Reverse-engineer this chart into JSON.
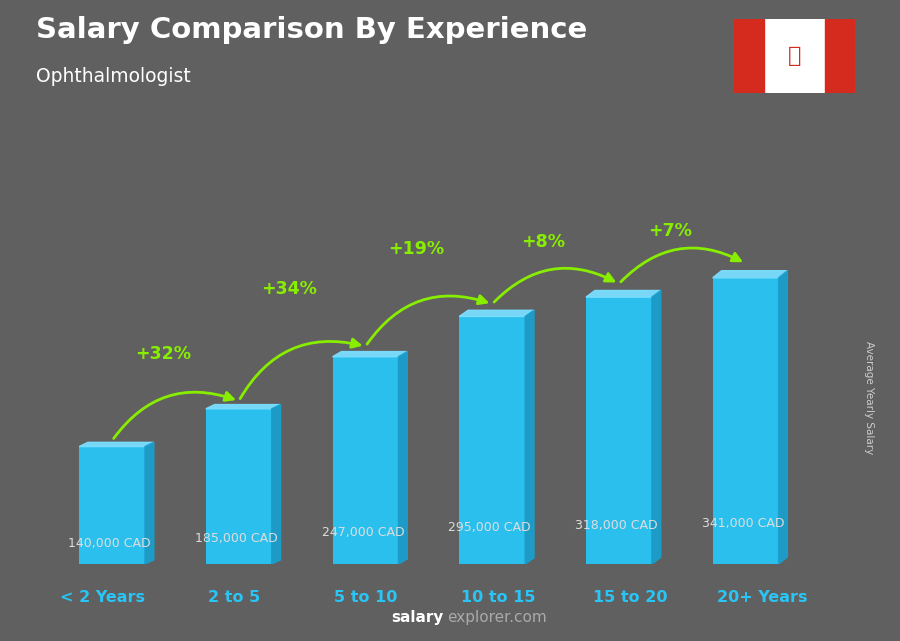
{
  "title": "Salary Comparison By Experience",
  "subtitle": "Ophthalmologist",
  "categories": [
    "< 2 Years",
    "2 to 5",
    "5 to 10",
    "10 to 15",
    "15 to 20",
    "20+ Years"
  ],
  "values": [
    140000,
    185000,
    247000,
    295000,
    318000,
    341000
  ],
  "labels": [
    "140,000 CAD",
    "185,000 CAD",
    "247,000 CAD",
    "295,000 CAD",
    "318,000 CAD",
    "341,000 CAD"
  ],
  "pct_changes": [
    "+32%",
    "+34%",
    "+19%",
    "+8%",
    "+7%"
  ],
  "bar_color_face": "#29c5f6",
  "bar_color_light": "#7adeff",
  "bar_color_dark": "#1190c0",
  "bar_color_side": "#1a9fcc",
  "background_color": "#606060",
  "title_color": "#ffffff",
  "subtitle_color": "#ffffff",
  "label_color": "#dddddd",
  "pct_color": "#88ee00",
  "xlabel_color": "#29c5f6",
  "footer_bold_color": "#ffffff",
  "footer_normal_color": "#aaaaaa",
  "ylabel_text": "Average Yearly Salary",
  "footer_salary": "salary",
  "footer_rest": "explorer.com",
  "ylim": [
    0,
    420000
  ],
  "bar_bottom": 0,
  "arrow_rad": -0.4,
  "label_yfracs": [
    0.28,
    0.28,
    0.28,
    0.28,
    0.28,
    0.28
  ],
  "pct_y_offsets": [
    55000,
    70000,
    70000,
    55000,
    45000
  ],
  "pct_x_offsets": [
    -0.1,
    -0.1,
    -0.1,
    -0.1,
    -0.1
  ]
}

##########

* Written request
Show all lines from the listing above in which "ffffff" appears.

* Complete answer
  "title_color": "#ffffff",
  "subtitle_color": "#ffffff",
  "footer_bold_color": "#ffffff",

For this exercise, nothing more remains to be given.